§ WHAT IS NEEDED: Identify, in the records below, every line where the string "mukaan" appears, and copy each such line.

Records
============================================================

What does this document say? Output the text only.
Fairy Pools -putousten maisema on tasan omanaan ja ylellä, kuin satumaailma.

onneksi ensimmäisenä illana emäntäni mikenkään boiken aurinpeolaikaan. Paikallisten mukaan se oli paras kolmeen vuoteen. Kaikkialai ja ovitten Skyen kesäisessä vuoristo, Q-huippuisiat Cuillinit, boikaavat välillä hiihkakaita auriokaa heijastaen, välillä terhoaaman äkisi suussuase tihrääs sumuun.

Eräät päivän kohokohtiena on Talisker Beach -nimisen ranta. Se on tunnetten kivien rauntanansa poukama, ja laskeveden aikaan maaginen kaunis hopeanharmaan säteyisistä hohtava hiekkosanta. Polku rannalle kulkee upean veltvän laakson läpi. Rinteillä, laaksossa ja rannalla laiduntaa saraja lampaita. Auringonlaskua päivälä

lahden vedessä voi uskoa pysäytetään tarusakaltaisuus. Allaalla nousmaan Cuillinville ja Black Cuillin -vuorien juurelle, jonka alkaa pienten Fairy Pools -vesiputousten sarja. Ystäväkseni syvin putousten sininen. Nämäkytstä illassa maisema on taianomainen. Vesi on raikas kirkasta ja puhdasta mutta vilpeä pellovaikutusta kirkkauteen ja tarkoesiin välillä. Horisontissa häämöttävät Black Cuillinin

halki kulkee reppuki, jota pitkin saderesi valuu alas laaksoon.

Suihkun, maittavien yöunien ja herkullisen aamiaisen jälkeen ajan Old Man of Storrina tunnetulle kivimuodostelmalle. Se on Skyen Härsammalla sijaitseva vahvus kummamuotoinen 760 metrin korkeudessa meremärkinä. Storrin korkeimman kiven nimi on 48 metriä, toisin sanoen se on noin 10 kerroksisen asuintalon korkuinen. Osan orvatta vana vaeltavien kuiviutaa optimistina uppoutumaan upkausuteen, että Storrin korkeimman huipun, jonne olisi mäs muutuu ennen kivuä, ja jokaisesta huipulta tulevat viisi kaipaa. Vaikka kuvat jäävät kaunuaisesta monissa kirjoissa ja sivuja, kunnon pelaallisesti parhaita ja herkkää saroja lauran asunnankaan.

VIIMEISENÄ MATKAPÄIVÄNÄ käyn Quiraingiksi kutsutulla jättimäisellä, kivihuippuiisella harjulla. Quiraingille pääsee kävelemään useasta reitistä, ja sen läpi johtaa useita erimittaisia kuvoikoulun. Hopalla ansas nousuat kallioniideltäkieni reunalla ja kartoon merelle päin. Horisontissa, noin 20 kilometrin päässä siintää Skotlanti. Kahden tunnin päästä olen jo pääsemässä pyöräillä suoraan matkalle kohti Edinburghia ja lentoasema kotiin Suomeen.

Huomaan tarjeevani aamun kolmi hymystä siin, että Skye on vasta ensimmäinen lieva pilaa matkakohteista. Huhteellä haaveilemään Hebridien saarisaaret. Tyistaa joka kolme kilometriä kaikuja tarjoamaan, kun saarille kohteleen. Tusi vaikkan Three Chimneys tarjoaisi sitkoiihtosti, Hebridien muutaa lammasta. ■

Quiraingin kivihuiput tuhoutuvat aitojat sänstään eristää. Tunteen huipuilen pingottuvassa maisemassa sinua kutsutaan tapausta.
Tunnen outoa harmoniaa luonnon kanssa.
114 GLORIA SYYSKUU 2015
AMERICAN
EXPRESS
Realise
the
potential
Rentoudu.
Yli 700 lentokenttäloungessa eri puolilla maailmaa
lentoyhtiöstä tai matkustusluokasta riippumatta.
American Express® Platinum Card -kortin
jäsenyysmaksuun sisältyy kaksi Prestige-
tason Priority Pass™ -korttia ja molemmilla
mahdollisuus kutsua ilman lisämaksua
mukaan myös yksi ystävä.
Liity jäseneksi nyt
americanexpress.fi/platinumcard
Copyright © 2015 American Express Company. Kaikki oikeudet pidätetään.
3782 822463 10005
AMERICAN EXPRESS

============================================================

§ SOLUTION TO THIS TASK:
onneksi ensimmäisenä illana emäntäni mikenkään boiken aurinpeolaikaan. Paikallisten mukaan se oli paras kolmeen vuoteen. Kaikkialai ja ovitten Skyen kesäisessä vuoristo, Q-huippuisiat Cuillinit, boikaavat välillä hiihkakaita auriokaa heijastaen, välillä terhoaaman äkisi suussuase tihrääs sumuun.
mukaan myös yksi ystävä.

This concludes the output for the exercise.